[Saved entries]
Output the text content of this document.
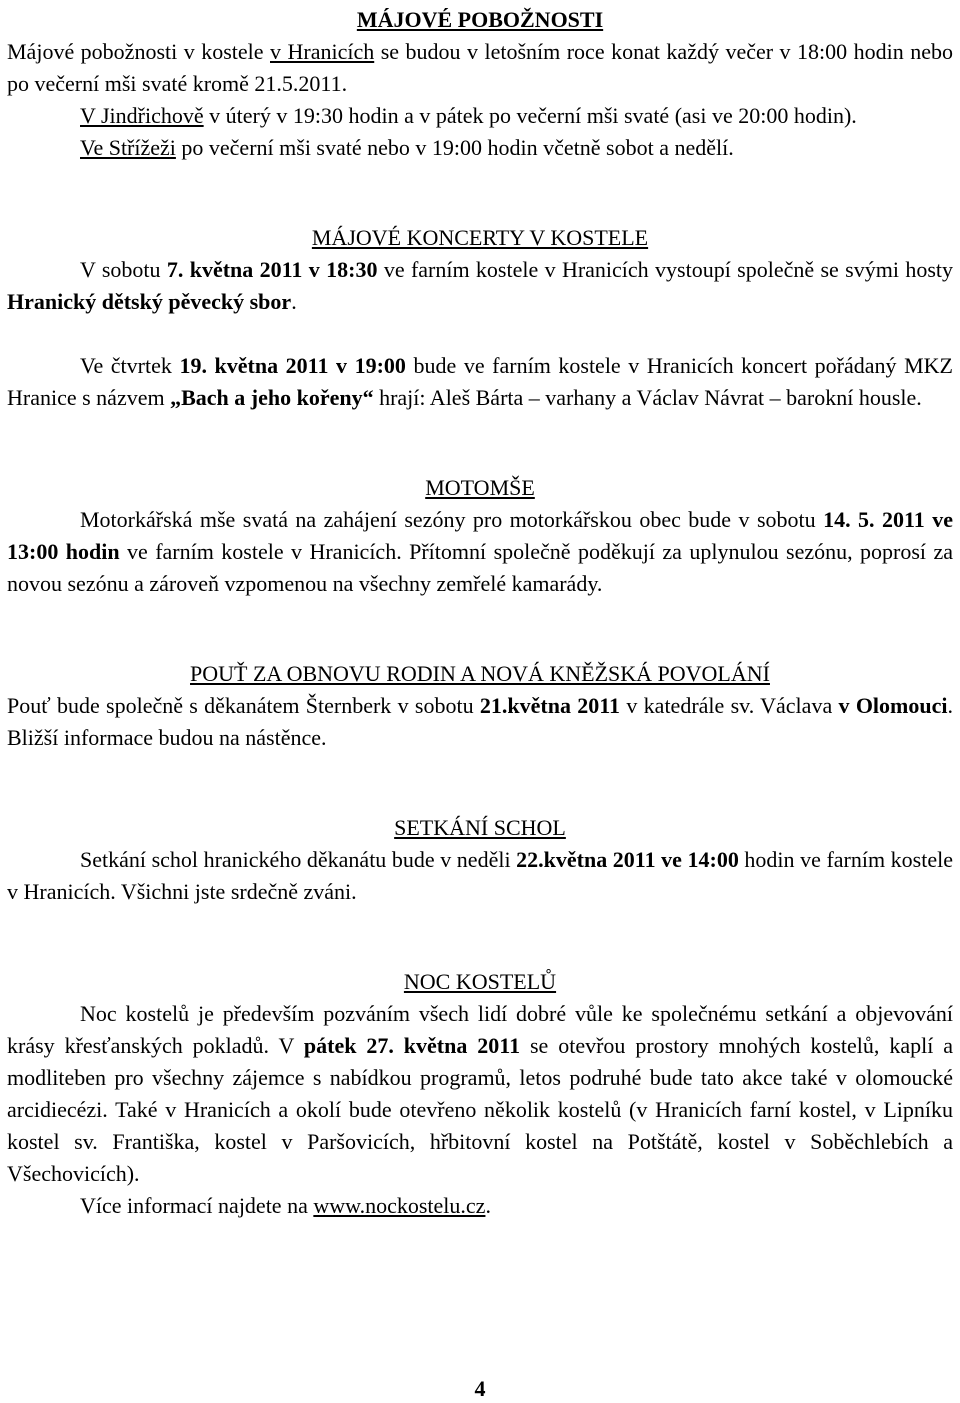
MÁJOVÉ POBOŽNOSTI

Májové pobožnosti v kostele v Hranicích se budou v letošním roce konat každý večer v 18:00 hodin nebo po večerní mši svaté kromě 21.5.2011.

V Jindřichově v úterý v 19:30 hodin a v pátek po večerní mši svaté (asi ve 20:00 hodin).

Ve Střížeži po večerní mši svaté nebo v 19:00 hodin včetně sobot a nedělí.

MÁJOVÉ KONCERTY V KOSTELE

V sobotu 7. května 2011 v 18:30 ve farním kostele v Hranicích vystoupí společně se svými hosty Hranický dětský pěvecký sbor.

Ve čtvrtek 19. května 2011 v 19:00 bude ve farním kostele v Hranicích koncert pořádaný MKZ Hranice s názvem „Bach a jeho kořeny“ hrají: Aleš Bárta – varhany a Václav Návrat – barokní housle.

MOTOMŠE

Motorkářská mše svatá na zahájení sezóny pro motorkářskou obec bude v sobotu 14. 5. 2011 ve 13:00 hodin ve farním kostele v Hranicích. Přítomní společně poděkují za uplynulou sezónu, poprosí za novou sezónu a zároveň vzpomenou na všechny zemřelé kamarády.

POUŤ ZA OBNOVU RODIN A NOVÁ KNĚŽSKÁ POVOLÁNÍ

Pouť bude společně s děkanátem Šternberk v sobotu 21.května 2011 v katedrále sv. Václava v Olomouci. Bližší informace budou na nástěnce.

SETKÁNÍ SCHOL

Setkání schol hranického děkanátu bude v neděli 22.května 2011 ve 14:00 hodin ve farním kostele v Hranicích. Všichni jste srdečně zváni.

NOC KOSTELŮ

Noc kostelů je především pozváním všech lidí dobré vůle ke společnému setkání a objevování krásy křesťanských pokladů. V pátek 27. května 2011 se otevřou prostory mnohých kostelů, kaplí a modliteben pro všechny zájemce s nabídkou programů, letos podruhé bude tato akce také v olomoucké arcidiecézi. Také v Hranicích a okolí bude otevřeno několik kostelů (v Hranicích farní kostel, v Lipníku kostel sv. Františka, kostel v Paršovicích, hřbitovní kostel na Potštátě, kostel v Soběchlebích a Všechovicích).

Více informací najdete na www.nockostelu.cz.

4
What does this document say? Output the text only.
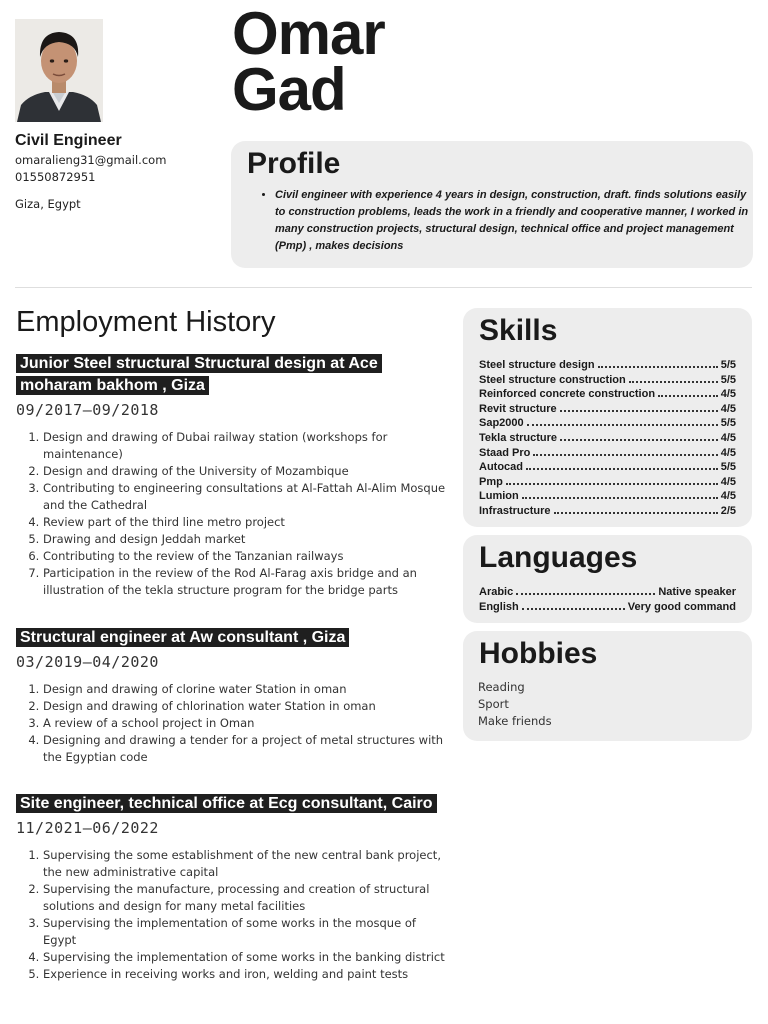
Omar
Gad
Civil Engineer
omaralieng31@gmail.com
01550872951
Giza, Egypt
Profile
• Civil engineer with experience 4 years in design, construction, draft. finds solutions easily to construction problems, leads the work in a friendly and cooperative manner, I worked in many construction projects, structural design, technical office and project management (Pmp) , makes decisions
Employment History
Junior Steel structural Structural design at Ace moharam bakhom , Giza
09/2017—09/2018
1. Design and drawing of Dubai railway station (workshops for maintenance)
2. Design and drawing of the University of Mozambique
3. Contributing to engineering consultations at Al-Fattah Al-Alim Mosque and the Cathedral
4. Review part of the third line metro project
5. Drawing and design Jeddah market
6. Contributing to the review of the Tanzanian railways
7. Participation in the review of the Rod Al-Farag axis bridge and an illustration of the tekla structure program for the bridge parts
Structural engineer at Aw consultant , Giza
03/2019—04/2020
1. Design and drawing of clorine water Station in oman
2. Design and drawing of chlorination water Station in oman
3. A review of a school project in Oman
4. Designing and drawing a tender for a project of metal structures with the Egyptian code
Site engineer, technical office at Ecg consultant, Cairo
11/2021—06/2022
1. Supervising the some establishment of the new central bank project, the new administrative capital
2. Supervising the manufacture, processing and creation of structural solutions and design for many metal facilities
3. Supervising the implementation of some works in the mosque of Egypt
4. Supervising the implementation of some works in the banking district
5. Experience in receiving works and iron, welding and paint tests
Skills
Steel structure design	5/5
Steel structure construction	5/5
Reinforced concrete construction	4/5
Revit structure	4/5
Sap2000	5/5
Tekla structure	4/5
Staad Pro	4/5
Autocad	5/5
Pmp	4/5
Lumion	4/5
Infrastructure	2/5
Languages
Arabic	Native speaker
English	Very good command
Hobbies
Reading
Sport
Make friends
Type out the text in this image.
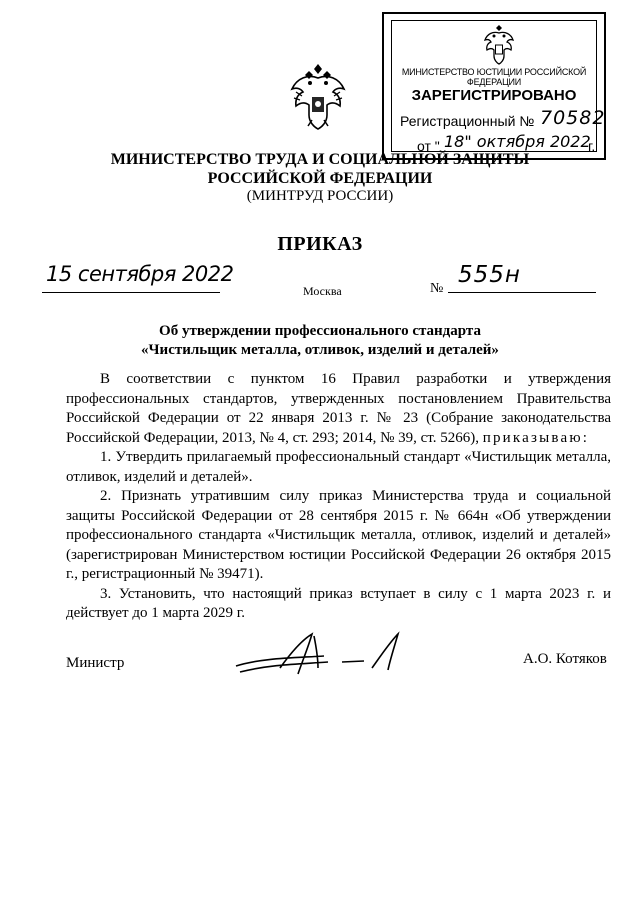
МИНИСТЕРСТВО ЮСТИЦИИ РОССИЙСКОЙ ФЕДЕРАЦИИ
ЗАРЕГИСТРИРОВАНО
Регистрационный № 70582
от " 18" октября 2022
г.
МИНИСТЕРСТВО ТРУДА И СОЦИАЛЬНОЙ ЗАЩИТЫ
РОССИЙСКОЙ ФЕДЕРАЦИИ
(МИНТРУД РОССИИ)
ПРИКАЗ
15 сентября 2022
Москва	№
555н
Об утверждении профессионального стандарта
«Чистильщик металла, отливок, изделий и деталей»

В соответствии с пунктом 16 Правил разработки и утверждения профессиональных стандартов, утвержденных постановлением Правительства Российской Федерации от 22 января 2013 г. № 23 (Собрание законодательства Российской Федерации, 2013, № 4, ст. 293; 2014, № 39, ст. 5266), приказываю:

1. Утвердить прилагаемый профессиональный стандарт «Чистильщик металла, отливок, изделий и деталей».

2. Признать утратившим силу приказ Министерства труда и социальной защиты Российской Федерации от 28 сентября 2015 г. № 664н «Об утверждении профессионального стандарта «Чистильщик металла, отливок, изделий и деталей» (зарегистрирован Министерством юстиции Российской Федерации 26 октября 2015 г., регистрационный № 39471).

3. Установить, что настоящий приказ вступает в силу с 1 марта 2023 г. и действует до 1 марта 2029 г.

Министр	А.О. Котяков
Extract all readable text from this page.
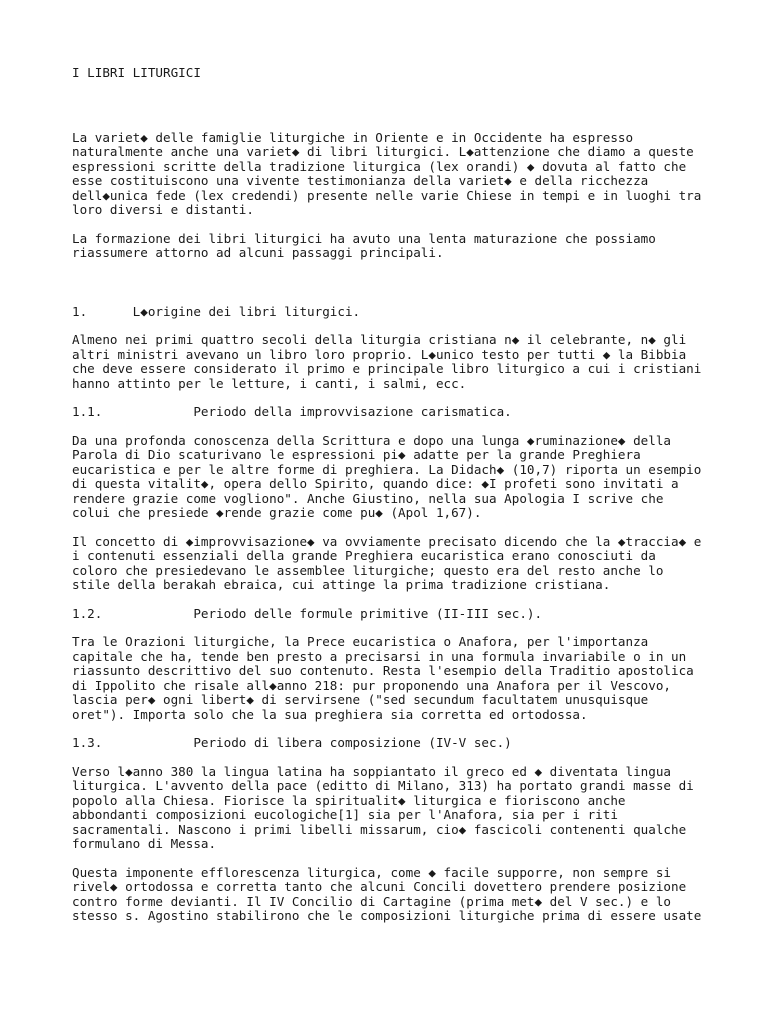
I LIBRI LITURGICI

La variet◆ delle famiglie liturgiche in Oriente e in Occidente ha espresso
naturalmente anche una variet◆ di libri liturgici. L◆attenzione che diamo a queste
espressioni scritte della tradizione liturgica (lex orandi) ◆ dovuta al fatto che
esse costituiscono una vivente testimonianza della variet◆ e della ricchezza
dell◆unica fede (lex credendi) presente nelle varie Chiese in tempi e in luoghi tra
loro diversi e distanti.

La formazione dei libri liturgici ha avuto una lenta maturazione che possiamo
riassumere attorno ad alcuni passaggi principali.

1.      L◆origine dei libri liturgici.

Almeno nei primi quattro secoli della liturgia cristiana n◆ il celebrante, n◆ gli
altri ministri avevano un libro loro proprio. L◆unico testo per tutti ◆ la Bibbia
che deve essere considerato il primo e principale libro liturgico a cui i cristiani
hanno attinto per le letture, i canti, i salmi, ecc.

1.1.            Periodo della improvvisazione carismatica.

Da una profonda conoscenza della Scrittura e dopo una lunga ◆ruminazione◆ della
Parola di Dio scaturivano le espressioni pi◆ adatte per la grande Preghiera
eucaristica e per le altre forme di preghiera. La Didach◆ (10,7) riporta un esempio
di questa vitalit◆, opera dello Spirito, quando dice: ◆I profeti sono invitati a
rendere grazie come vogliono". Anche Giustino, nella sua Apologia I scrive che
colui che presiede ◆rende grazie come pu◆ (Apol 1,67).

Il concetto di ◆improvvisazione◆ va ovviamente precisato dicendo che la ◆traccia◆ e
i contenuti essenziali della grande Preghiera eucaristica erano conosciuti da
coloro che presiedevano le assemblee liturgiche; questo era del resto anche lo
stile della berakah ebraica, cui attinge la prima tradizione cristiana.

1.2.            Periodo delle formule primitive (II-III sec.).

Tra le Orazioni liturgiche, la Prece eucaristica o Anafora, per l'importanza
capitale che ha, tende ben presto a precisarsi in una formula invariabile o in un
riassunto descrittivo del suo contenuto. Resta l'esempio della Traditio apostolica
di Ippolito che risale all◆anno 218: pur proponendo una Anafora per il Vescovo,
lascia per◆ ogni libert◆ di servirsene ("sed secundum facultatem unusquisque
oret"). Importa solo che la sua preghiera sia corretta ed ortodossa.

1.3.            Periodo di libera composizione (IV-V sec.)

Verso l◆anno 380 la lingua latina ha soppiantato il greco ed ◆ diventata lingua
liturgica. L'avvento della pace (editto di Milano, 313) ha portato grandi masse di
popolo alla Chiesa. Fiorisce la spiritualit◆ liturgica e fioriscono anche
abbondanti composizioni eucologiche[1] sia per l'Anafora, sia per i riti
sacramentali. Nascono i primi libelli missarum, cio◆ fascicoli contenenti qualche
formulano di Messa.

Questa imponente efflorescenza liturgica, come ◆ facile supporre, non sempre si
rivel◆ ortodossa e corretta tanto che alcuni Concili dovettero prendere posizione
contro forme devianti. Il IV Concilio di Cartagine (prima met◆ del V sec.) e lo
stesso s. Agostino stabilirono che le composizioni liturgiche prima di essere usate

Exercise:
Determine the number of lines containing "this". Write only that number.

Written reply:
4